Exercise
Identify and reproduce every line holding the string "this".
•••••
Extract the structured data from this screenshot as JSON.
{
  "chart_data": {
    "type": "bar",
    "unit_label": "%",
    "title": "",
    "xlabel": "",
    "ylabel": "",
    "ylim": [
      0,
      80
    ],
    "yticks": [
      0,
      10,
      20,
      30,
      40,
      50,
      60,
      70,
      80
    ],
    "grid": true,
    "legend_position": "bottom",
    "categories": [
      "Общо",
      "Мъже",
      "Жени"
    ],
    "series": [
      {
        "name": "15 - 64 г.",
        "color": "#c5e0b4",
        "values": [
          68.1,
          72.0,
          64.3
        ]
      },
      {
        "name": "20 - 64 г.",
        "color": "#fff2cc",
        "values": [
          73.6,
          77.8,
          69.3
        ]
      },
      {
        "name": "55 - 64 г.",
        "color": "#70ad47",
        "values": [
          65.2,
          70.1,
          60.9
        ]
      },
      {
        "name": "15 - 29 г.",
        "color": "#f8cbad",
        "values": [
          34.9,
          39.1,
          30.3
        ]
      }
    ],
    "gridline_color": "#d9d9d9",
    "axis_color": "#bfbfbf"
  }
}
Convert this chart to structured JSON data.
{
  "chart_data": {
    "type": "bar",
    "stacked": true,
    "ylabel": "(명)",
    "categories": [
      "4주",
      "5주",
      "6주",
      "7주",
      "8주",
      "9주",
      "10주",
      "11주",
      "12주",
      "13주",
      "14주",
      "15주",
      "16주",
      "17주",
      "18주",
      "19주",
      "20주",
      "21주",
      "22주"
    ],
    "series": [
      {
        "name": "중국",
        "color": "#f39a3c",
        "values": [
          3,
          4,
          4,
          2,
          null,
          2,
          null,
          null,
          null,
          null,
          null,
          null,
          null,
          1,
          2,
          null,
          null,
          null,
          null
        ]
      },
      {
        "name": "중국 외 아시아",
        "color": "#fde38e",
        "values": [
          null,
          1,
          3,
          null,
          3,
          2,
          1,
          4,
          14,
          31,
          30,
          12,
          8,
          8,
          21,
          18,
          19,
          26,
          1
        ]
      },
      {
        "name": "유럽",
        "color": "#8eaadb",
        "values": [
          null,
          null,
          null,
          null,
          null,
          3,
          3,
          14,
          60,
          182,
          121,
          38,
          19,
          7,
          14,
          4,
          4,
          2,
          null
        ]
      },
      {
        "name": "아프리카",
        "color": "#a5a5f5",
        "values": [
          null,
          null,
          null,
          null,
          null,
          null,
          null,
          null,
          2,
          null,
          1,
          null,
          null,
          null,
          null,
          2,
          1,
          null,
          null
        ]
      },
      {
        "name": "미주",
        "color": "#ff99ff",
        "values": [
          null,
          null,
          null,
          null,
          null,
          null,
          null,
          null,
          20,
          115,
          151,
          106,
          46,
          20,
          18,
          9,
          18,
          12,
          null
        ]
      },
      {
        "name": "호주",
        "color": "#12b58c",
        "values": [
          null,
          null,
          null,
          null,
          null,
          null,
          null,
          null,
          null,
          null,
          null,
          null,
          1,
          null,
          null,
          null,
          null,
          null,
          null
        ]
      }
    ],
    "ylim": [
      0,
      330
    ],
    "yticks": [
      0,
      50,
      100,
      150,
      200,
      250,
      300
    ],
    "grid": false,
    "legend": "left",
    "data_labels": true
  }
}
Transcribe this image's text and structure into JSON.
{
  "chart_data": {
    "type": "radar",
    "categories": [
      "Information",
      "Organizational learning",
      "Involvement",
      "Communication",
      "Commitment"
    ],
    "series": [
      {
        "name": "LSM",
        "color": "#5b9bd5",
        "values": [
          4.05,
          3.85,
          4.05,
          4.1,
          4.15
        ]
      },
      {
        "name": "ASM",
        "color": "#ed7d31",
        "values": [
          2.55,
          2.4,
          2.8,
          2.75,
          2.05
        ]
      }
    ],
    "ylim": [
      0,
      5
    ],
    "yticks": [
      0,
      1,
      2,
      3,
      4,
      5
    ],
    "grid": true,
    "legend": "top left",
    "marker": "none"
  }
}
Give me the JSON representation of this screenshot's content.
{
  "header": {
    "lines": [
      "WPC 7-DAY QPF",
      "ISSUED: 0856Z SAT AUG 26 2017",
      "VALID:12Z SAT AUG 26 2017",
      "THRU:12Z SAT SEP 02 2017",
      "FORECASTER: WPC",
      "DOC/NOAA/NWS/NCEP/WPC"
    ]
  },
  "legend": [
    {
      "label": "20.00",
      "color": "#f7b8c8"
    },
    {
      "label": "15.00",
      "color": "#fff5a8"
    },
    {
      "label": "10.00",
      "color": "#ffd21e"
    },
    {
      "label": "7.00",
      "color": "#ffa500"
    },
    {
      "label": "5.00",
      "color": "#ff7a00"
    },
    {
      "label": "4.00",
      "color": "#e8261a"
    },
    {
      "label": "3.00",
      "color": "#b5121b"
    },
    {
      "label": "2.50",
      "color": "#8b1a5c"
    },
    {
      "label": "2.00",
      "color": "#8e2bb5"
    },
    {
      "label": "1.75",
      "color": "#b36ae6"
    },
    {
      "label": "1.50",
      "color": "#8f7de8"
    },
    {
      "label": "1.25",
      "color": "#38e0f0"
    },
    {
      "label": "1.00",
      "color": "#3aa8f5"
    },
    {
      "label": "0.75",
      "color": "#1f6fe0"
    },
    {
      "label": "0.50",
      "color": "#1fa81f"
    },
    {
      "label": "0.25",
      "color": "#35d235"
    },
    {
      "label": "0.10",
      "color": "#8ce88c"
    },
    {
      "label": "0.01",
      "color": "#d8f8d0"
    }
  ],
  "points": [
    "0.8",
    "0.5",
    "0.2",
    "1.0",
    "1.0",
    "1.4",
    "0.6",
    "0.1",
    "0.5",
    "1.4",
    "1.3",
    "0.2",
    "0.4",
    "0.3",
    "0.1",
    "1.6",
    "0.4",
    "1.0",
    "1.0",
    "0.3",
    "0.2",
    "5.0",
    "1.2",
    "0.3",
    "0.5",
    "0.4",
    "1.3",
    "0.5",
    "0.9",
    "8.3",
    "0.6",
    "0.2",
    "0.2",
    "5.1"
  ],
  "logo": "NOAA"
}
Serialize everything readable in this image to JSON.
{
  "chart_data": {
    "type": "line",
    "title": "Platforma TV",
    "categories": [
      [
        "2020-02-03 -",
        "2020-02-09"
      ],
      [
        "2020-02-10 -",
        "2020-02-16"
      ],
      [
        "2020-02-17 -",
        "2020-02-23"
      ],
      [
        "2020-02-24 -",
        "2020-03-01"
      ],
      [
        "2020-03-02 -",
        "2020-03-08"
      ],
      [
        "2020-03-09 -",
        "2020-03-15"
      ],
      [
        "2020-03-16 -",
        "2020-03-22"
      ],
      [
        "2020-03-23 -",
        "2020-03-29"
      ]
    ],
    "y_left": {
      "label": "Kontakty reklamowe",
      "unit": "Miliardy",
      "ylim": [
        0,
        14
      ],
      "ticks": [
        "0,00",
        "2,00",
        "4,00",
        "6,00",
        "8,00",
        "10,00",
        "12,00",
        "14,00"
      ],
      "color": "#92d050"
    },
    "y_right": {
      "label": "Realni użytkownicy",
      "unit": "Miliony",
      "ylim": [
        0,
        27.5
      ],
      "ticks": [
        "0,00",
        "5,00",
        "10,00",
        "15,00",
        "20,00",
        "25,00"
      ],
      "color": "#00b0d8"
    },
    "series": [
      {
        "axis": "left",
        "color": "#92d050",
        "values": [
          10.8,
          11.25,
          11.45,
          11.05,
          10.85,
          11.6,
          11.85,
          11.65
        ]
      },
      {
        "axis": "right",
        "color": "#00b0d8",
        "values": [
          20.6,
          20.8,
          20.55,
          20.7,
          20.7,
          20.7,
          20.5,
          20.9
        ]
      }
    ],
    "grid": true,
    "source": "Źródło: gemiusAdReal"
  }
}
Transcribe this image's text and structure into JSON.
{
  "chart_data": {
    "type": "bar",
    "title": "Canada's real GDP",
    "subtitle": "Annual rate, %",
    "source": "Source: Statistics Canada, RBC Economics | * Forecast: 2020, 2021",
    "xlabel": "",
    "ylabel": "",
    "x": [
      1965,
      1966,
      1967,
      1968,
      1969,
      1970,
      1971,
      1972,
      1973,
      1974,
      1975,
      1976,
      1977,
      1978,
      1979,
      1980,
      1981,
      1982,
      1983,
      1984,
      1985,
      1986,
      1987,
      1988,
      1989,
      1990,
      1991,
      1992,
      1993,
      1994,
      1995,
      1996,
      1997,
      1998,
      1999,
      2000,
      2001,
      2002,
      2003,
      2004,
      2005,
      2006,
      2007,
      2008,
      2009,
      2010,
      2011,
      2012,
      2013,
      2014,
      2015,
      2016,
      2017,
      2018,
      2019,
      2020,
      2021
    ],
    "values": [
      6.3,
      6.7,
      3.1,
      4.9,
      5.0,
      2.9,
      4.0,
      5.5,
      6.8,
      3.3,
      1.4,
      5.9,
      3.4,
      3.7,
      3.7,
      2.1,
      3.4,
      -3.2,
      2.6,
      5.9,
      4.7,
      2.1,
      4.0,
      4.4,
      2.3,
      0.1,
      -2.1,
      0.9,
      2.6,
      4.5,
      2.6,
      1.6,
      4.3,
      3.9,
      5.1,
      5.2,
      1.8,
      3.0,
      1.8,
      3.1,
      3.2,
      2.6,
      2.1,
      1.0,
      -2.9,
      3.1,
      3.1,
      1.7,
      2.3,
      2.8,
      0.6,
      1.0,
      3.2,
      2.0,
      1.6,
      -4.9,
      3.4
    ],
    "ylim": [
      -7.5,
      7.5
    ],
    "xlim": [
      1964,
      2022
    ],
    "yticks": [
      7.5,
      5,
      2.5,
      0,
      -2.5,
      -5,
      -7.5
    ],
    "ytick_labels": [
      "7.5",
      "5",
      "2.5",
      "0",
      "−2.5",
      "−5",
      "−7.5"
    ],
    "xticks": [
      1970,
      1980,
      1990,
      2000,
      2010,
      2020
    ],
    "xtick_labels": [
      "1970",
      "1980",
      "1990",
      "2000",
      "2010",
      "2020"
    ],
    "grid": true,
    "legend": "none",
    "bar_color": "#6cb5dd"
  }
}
•••••
Result
Extract the structured data from this screenshot as JSON.
Convert this chart to structured JSON data.
Transcribe this image's text and structure into JSON.
Give me the JSON representation of this screenshot's content.
Serialize everything readable in this image to JSON.
Transcribe this image's text and structure into JSON.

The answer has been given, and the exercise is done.